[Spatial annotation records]
[Start]

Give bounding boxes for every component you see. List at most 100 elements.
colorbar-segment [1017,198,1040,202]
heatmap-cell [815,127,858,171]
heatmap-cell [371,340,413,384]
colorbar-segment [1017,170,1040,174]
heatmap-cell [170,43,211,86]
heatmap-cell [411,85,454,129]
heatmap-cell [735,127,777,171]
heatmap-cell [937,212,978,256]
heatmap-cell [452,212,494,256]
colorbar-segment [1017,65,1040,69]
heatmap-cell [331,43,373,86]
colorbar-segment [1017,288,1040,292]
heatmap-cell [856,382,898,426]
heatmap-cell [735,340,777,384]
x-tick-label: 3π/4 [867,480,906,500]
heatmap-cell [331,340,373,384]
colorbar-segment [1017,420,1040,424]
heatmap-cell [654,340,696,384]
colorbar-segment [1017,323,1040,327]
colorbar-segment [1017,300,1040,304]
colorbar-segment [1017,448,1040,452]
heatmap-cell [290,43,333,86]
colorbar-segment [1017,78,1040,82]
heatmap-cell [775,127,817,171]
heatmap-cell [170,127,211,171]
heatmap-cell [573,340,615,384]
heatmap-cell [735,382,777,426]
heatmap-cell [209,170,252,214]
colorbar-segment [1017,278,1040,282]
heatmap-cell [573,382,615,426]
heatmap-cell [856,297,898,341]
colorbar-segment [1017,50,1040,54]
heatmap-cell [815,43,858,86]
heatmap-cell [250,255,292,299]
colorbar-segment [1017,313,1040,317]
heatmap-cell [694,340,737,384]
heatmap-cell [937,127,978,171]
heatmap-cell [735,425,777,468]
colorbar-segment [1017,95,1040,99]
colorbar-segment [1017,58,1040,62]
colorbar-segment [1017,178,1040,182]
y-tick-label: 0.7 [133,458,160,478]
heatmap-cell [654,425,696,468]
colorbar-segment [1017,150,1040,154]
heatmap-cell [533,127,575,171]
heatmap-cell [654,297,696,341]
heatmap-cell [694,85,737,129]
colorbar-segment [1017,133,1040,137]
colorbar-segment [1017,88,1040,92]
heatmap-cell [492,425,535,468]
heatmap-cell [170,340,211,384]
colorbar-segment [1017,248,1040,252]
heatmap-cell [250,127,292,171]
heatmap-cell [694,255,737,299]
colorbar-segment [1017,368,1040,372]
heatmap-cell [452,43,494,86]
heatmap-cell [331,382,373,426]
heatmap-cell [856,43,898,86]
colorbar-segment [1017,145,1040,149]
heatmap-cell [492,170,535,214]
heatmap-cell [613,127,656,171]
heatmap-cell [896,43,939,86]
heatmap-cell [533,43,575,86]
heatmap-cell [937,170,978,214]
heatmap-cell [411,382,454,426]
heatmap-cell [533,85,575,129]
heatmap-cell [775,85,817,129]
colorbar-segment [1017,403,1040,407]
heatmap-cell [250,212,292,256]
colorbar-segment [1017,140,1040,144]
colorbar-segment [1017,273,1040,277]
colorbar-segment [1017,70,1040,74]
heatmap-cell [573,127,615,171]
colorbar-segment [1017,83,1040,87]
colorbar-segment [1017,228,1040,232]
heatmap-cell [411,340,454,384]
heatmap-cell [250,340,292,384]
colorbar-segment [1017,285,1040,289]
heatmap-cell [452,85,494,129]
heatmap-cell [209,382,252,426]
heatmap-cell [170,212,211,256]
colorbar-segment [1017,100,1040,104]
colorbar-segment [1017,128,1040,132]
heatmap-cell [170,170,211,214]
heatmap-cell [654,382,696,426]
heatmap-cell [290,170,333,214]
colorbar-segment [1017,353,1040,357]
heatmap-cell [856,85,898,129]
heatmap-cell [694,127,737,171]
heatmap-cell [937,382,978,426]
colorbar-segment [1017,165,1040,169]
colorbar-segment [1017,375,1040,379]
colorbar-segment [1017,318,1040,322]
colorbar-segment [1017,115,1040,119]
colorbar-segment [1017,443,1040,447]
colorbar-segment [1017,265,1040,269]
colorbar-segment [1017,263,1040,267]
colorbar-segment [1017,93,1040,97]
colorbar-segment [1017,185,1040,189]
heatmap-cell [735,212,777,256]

[End]

> OBJECTIVE
Reproduce every item above verbatim, keeping the same order.

> EXERCISE OUTPUT
Give bounding boxes for every component you see. List at most 100 elements.
colorbar-segment [1017,198,1040,202]
heatmap-cell [815,127,858,171]
heatmap-cell [371,340,413,384]
colorbar-segment [1017,170,1040,174]
heatmap-cell [170,43,211,86]
heatmap-cell [411,85,454,129]
heatmap-cell [735,127,777,171]
heatmap-cell [937,212,978,256]
heatmap-cell [452,212,494,256]
colorbar-segment [1017,65,1040,69]
heatmap-cell [331,43,373,86]
colorbar-segment [1017,288,1040,292]
heatmap-cell [856,382,898,426]
heatmap-cell [735,340,777,384]
x-tick-label: 3π/4 [867,480,906,500]
heatmap-cell [331,340,373,384]
colorbar-segment [1017,420,1040,424]
heatmap-cell [654,340,696,384]
colorbar-segment [1017,323,1040,327]
colorbar-segment [1017,300,1040,304]
colorbar-segment [1017,448,1040,452]
heatmap-cell [290,43,333,86]
colorbar-segment [1017,78,1040,82]
heatmap-cell [775,127,817,171]
heatmap-cell [170,127,211,171]
heatmap-cell [573,340,615,384]
heatmap-cell [735,382,777,426]
heatmap-cell [209,170,252,214]
colorbar-segment [1017,278,1040,282]
heatmap-cell [573,382,615,426]
heatmap-cell [856,297,898,341]
colorbar-segment [1017,50,1040,54]
heatmap-cell [815,43,858,86]
heatmap-cell [250,255,292,299]
colorbar-segment [1017,313,1040,317]
heatmap-cell [694,340,737,384]
heatmap-cell [937,127,978,171]
heatmap-cell [735,425,777,468]
colorbar-segment [1017,95,1040,99]
colorbar-segment [1017,58,1040,62]
colorbar-segment [1017,178,1040,182]
y-tick-label: 0.7 [133,458,160,478]
heatmap-cell [654,425,696,468]
colorbar-segment [1017,150,1040,154]
heatmap-cell [533,127,575,171]
heatmap-cell [654,297,696,341]
heatmap-cell [694,85,737,129]
colorbar-segment [1017,133,1040,137]
colorbar-segment [1017,88,1040,92]
heatmap-cell [492,425,535,468]
heatmap-cell [170,340,211,384]
colorbar-segment [1017,248,1040,252]
heatmap-cell [250,127,292,171]
heatmap-cell [694,255,737,299]
colorbar-segment [1017,368,1040,372]
heatmap-cell [452,43,494,86]
heatmap-cell [331,382,373,426]
heatmap-cell [856,43,898,86]
colorbar-segment [1017,145,1040,149]
heatmap-cell [492,170,535,214]
heatmap-cell [613,127,656,171]
heatmap-cell [896,43,939,86]
heatmap-cell [533,43,575,86]
heatmap-cell [937,170,978,214]
heatmap-cell [411,382,454,426]
heatmap-cell [533,85,575,129]
heatmap-cell [775,85,817,129]
colorbar-segment [1017,403,1040,407]
heatmap-cell [250,212,292,256]
colorbar-segment [1017,140,1040,144]
colorbar-segment [1017,273,1040,277]
colorbar-segment [1017,70,1040,74]
heatmap-cell [573,127,615,171]
colorbar-segment [1017,83,1040,87]
colorbar-segment [1017,228,1040,232]
heatmap-cell [411,340,454,384]
heatmap-cell [250,340,292,384]
colorbar-segment [1017,285,1040,289]
heatmap-cell [452,85,494,129]
heatmap-cell [209,382,252,426]
heatmap-cell [170,212,211,256]
colorbar-segment [1017,100,1040,104]
colorbar-segment [1017,128,1040,132]
heatmap-cell [170,170,211,214]
heatmap-cell [654,382,696,426]
heatmap-cell [290,170,333,214]
colorbar-segment [1017,353,1040,357]
heatmap-cell [856,85,898,129]
heatmap-cell [694,127,737,171]
heatmap-cell [937,382,978,426]
colorbar-segment [1017,165,1040,169]
colorbar-segment [1017,375,1040,379]
colorbar-segment [1017,318,1040,322]
colorbar-segment [1017,115,1040,119]
colorbar-segment [1017,443,1040,447]
colorbar-segment [1017,265,1040,269]
colorbar-segment [1017,263,1040,267]
colorbar-segment [1017,93,1040,97]
colorbar-segment [1017,185,1040,189]
heatmap-cell [735,212,777,256]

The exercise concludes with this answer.